From the listing below, extract each entry exactly as written, minus the images.
▽
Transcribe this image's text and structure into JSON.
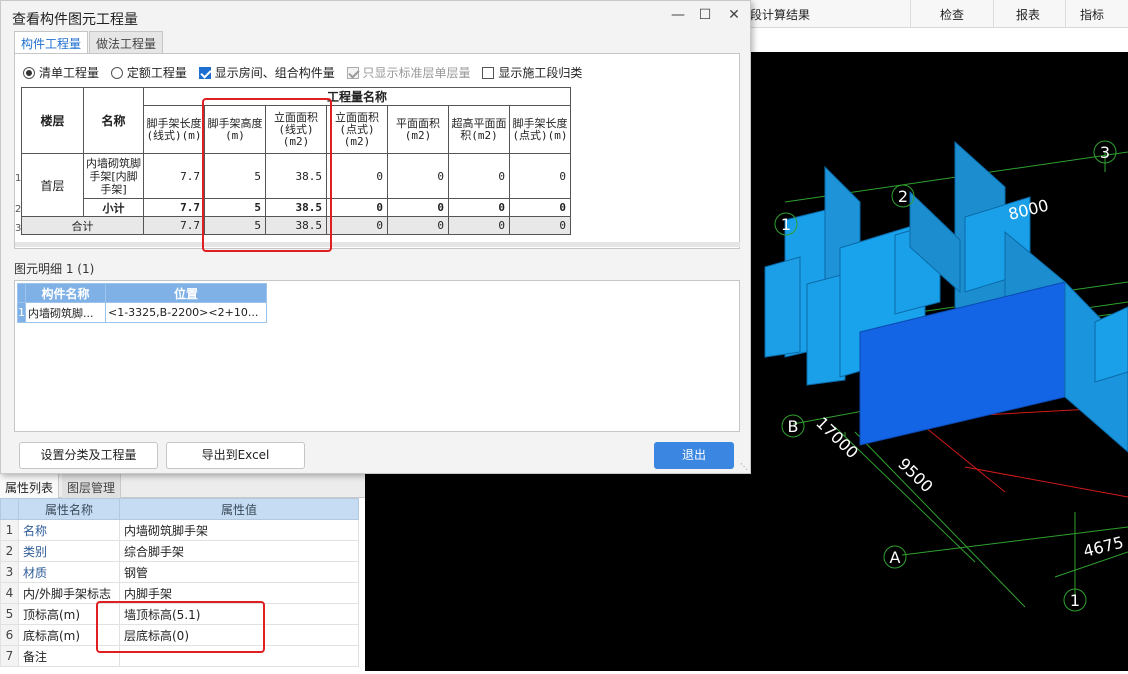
{
  "app": {
    "toolbar": {
      "partial_result": "段计算结果",
      "check": "检查",
      "report": "报表",
      "index": "指标"
    },
    "colors": {
      "canvas_bg": "#000000",
      "wall_blue": "#1aa0e8",
      "wall_highlight": "#1464e6",
      "grid_green": "#2fa02f",
      "axis_red": "#d01a1a"
    },
    "canvas": {
      "axis_labels": [
        "3",
        "2",
        "1",
        "B",
        "A",
        "1"
      ],
      "dimensions": [
        "8000",
        "17000",
        "9500",
        "4675"
      ]
    }
  },
  "left_panel": {
    "tabs": [
      "属性列表",
      "图层管理"
    ],
    "columns": [
      "属性名称",
      "属性值"
    ],
    "rows": [
      {
        "no": "1",
        "name": "名称",
        "value": "内墙砌筑脚手架"
      },
      {
        "no": "2",
        "name": "类别",
        "value": "综合脚手架"
      },
      {
        "no": "3",
        "name": "材质",
        "value": "钢管"
      },
      {
        "no": "4",
        "name": "内/外脚手架标志",
        "value": "内脚手架"
      },
      {
        "no": "5",
        "name": "顶标高(m)",
        "value": "墙顶标高(5.1)"
      },
      {
        "no": "6",
        "name": "底标高(m)",
        "value": "层底标高(0)"
      },
      {
        "no": "7",
        "name": "备注",
        "value": ""
      }
    ]
  },
  "dialog": {
    "title": "查看构件图元工程量",
    "tabs": [
      "构件工程量",
      "做法工程量"
    ],
    "options": {
      "list_qty": "清单工程量",
      "quota_qty": "定额工程量",
      "show_rooms": "显示房间、组合构件量",
      "std_floor_only": "只显示标准层单层量",
      "show_section": "显示施工段归类"
    },
    "table": {
      "col_floor": "楼层",
      "col_name": "名称",
      "group_header": "工程量名称",
      "sub_headers": [
        "脚手架长度(线式)(m)",
        "脚手架高度(m)",
        "立面面积(线式)(m2)",
        "立面面积(点式)(m2)",
        "平面面积(m2)",
        "超高平面面积(m2)",
        "脚手架长度(点式)(m)"
      ],
      "row_numbers": [
        "1",
        "2",
        "3"
      ],
      "floor": "首层",
      "item_name": "内墙砌筑脚手架[内脚手架]",
      "item_values": [
        "7.7",
        "5",
        "38.5",
        "0",
        "0",
        "0",
        "0"
      ],
      "subtotal_label": "小计",
      "subtotal_values": [
        "7.7",
        "5",
        "38.5",
        "0",
        "0",
        "0",
        "0"
      ],
      "total_label": "合计",
      "total_values": [
        "7.7",
        "5",
        "38.5",
        "0",
        "0",
        "0",
        "0"
      ]
    },
    "detail": {
      "label": "图元明细  1 (1)",
      "columns": [
        "构件名称",
        "位置"
      ],
      "rows": [
        {
          "no": "1",
          "name": "内墙砌筑脚...",
          "position": "<1-3325,B-2200><2+10..."
        }
      ]
    },
    "buttons": {
      "set_category": "设置分类及工程量",
      "export_excel": "导出到Excel",
      "exit": "退出"
    }
  }
}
△
Final answer
Transcribe this image's text and structure into JSON.
{
  "app": {
    "toolbar": {
      "partial_result": "段计算结果",
      "check": "检查",
      "report": "报表",
      "index": "指标"
    },
    "colors": {
      "canvas_bg": "#000000",
      "wall_blue": "#1aa0e8",
      "wall_highlight": "#1464e6",
      "grid_green": "#2fa02f",
      "axis_red": "#d01a1a"
    },
    "canvas": {
      "axis_labels": [
        "3",
        "2",
        "1",
        "B",
        "A",
        "1"
      ],
      "dimensions": [
        "8000",
        "17000",
        "9500",
        "4675"
      ]
    }
  },
  "left_panel": {
    "tabs": [
      "属性列表",
      "图层管理"
    ],
    "columns": [
      "属性名称",
      "属性值"
    ],
    "rows": [
      {
        "no": "1",
        "name": "名称",
        "value": "内墙砌筑脚手架"
      },
      {
        "no": "2",
        "name": "类别",
        "value": "综合脚手架"
      },
      {
        "no": "3",
        "name": "材质",
        "value": "钢管"
      },
      {
        "no": "4",
        "name": "内/外脚手架标志",
        "value": "内脚手架"
      },
      {
        "no": "5",
        "name": "顶标高(m)",
        "value": "墙顶标高(5.1)"
      },
      {
        "no": "6",
        "name": "底标高(m)",
        "value": "层底标高(0)"
      },
      {
        "no": "7",
        "name": "备注",
        "value": ""
      }
    ]
  },
  "dialog": {
    "title": "查看构件图元工程量",
    "tabs": [
      "构件工程量",
      "做法工程量"
    ],
    "options": {
      "list_qty": "清单工程量",
      "quota_qty": "定额工程量",
      "show_rooms": "显示房间、组合构件量",
      "std_floor_only": "只显示标准层单层量",
      "show_section": "显示施工段归类"
    },
    "table": {
      "col_floor": "楼层",
      "col_name": "名称",
      "group_header": "工程量名称",
      "sub_headers": [
        "脚手架长度(线式)(m)",
        "脚手架高度(m)",
        "立面面积(线式)(m2)",
        "立面面积(点式)(m2)",
        "平面面积(m2)",
        "超高平面面积(m2)",
        "脚手架长度(点式)(m)"
      ],
      "row_numbers": [
        "1",
        "2",
        "3"
      ],
      "floor": "首层",
      "item_name": "内墙砌筑脚手架[内脚手架]",
      "item_values": [
        "7.7",
        "5",
        "38.5",
        "0",
        "0",
        "0",
        "0"
      ],
      "subtotal_label": "小计",
      "subtotal_values": [
        "7.7",
        "5",
        "38.5",
        "0",
        "0",
        "0",
        "0"
      ],
      "total_label": "合计",
      "total_values": [
        "7.7",
        "5",
        "38.5",
        "0",
        "0",
        "0",
        "0"
      ]
    },
    "detail": {
      "label": "图元明细  1 (1)",
      "columns": [
        "构件名称",
        "位置"
      ],
      "rows": [
        {
          "no": "1",
          "name": "内墙砌筑脚...",
          "position": "<1-3325,B-2200><2+10..."
        }
      ]
    },
    "buttons": {
      "set_category": "设置分类及工程量",
      "export_excel": "导出到Excel",
      "exit": "退出"
    }
  }
}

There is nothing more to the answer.